··· Data excerpts
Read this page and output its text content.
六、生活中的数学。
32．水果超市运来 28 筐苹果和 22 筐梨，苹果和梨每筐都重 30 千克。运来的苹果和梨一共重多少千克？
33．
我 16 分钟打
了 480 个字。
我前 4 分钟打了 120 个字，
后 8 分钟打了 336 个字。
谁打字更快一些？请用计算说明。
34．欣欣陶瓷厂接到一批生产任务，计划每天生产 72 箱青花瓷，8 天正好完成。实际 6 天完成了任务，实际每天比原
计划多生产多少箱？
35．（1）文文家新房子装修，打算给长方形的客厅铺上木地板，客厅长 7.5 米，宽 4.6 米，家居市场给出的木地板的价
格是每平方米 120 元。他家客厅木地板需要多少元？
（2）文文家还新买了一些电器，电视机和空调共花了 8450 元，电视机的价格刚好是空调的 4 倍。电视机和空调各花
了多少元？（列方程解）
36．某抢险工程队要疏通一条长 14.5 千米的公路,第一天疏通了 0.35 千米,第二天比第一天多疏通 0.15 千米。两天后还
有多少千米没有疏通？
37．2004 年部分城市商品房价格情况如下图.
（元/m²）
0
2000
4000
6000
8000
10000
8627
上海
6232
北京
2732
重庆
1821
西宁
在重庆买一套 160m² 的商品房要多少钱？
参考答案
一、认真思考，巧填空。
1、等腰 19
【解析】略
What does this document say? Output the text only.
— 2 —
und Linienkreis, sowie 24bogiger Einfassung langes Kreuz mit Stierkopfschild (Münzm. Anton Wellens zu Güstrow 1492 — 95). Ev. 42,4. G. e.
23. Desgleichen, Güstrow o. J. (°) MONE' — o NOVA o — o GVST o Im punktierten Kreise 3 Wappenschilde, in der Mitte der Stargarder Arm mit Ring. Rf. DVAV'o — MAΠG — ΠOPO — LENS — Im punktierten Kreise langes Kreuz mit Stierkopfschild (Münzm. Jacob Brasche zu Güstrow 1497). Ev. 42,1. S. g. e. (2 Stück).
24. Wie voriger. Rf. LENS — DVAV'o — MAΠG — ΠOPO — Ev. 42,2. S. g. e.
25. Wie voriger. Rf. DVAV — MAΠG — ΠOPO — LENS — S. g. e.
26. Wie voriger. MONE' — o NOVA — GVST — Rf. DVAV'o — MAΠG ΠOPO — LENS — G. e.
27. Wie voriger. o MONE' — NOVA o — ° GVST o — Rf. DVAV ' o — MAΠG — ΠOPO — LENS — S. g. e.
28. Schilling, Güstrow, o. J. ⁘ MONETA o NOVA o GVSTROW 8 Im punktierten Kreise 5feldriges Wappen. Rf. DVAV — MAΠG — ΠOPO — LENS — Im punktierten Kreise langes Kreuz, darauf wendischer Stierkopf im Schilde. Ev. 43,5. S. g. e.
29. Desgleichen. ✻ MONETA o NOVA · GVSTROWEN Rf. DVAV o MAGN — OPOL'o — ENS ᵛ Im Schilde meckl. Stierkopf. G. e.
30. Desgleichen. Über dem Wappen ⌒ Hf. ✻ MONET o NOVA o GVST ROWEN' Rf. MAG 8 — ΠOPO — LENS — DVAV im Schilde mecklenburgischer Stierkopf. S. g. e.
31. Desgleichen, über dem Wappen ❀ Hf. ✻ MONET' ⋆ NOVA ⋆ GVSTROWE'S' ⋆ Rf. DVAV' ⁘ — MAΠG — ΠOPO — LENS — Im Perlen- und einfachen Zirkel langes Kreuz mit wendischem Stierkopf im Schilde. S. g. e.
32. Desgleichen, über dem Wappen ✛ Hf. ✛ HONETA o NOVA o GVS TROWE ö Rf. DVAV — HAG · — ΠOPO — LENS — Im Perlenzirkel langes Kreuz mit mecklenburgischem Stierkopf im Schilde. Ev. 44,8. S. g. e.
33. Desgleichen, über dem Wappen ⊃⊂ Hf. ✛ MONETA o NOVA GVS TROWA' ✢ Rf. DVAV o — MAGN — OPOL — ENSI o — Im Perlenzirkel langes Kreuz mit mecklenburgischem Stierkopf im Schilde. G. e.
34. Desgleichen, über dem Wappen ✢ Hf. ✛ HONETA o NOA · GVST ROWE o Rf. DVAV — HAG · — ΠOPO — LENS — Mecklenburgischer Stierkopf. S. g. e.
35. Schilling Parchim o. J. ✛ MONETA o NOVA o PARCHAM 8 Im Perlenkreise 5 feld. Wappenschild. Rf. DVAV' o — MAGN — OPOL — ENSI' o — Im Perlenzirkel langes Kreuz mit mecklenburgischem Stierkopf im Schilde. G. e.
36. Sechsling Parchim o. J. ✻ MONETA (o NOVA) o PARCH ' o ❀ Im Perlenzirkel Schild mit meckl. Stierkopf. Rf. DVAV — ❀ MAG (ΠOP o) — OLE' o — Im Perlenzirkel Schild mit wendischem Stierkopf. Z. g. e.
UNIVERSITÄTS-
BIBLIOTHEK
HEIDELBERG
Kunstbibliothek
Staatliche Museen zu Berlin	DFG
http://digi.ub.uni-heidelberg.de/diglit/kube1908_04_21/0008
······
··· Data excerpts
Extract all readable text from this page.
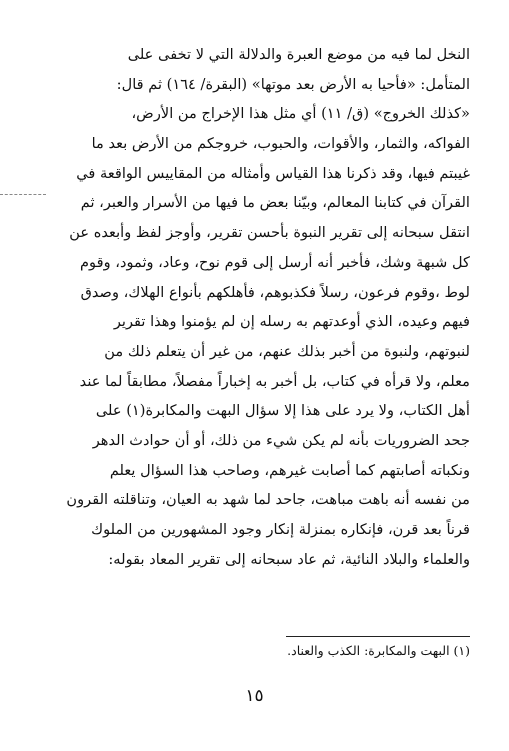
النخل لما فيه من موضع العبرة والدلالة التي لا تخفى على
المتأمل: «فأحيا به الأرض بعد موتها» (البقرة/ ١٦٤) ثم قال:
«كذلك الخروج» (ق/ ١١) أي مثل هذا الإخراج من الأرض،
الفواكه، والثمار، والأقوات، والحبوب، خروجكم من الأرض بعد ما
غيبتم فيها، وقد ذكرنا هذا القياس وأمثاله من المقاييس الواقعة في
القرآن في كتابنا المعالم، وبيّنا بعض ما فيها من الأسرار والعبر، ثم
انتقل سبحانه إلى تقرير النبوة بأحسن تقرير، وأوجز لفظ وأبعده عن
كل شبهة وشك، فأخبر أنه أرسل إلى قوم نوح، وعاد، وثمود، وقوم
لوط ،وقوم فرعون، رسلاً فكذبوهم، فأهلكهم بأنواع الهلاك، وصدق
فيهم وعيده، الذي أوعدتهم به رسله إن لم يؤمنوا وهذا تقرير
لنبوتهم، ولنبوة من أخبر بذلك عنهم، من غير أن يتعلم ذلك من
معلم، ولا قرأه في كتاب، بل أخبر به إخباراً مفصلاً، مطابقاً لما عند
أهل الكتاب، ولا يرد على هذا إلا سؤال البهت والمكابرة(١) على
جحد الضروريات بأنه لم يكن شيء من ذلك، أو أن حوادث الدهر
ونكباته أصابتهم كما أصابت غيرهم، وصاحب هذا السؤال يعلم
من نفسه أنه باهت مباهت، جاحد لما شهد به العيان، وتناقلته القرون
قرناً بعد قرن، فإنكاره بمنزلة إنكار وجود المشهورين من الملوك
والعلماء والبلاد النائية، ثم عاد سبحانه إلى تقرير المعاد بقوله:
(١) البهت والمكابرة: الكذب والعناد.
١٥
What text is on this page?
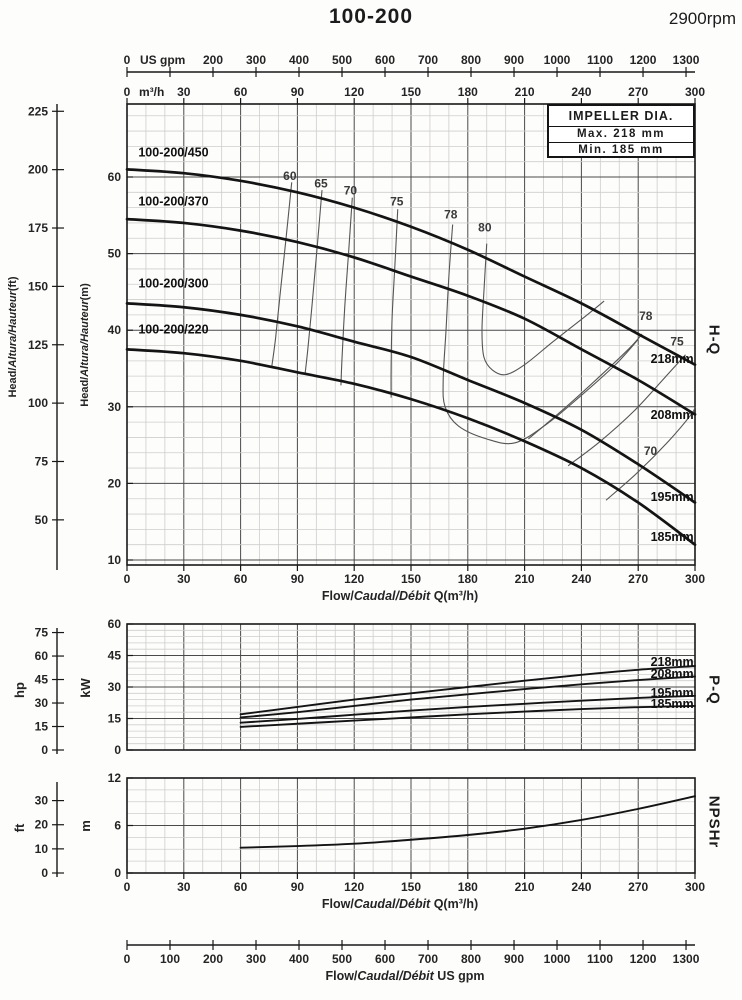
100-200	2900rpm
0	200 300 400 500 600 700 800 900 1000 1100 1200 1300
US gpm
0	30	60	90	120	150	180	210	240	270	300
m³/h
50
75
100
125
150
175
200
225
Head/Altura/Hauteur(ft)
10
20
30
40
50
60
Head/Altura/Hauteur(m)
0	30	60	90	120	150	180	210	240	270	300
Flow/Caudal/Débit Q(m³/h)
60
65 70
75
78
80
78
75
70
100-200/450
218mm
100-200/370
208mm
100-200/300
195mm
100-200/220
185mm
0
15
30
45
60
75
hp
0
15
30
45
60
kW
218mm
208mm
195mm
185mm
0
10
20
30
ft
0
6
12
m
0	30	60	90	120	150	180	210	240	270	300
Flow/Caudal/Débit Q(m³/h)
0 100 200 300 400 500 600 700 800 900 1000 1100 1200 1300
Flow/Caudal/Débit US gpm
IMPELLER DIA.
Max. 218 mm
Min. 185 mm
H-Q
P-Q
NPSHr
······
··· Data excerpts
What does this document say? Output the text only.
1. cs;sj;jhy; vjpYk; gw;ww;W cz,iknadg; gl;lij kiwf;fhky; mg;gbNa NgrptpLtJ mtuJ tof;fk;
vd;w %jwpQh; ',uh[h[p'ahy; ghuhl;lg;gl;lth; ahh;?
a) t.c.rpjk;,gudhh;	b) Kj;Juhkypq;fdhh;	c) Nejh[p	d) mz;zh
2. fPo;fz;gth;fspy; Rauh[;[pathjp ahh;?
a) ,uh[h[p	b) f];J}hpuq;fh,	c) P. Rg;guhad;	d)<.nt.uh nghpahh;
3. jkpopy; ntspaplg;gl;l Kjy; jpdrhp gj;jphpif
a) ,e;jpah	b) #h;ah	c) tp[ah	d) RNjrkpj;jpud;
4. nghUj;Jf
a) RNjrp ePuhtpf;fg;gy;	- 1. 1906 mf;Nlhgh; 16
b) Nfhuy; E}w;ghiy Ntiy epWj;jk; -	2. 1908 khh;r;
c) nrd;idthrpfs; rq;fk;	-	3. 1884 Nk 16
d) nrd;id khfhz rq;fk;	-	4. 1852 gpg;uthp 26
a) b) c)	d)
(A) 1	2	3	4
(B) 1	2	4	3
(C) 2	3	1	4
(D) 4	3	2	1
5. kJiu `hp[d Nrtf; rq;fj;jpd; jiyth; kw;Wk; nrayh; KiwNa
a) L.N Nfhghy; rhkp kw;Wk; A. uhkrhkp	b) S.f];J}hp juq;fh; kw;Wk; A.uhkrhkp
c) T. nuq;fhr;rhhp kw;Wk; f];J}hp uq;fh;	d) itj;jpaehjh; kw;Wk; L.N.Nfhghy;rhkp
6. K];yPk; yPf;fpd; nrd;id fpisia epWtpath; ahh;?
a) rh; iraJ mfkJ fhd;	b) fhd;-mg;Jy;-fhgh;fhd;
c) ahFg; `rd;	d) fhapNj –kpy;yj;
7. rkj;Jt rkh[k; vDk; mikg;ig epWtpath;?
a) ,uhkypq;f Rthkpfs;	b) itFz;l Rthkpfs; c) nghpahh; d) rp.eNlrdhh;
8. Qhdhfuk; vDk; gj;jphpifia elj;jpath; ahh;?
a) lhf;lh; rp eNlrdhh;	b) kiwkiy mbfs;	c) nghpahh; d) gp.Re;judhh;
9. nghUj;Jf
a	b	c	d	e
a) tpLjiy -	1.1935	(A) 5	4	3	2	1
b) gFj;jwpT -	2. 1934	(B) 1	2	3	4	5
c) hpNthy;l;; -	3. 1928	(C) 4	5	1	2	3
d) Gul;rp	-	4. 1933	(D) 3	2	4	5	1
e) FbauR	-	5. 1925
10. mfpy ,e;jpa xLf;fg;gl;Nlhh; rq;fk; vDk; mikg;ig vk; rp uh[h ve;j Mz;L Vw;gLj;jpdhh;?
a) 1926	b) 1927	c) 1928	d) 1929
······
| Task |
Pick out every line holding the string "وقوم" and return it.

| Response to this task |
كل شبهة وشك، فأخبر أنه أرسل إلى قوم نوح، وعاد، وثمود، وقوم
لوط ،وقوم فرعون، رسلاً فكذبوهم، فأهلكهم بأنواع الهلاك، وصدق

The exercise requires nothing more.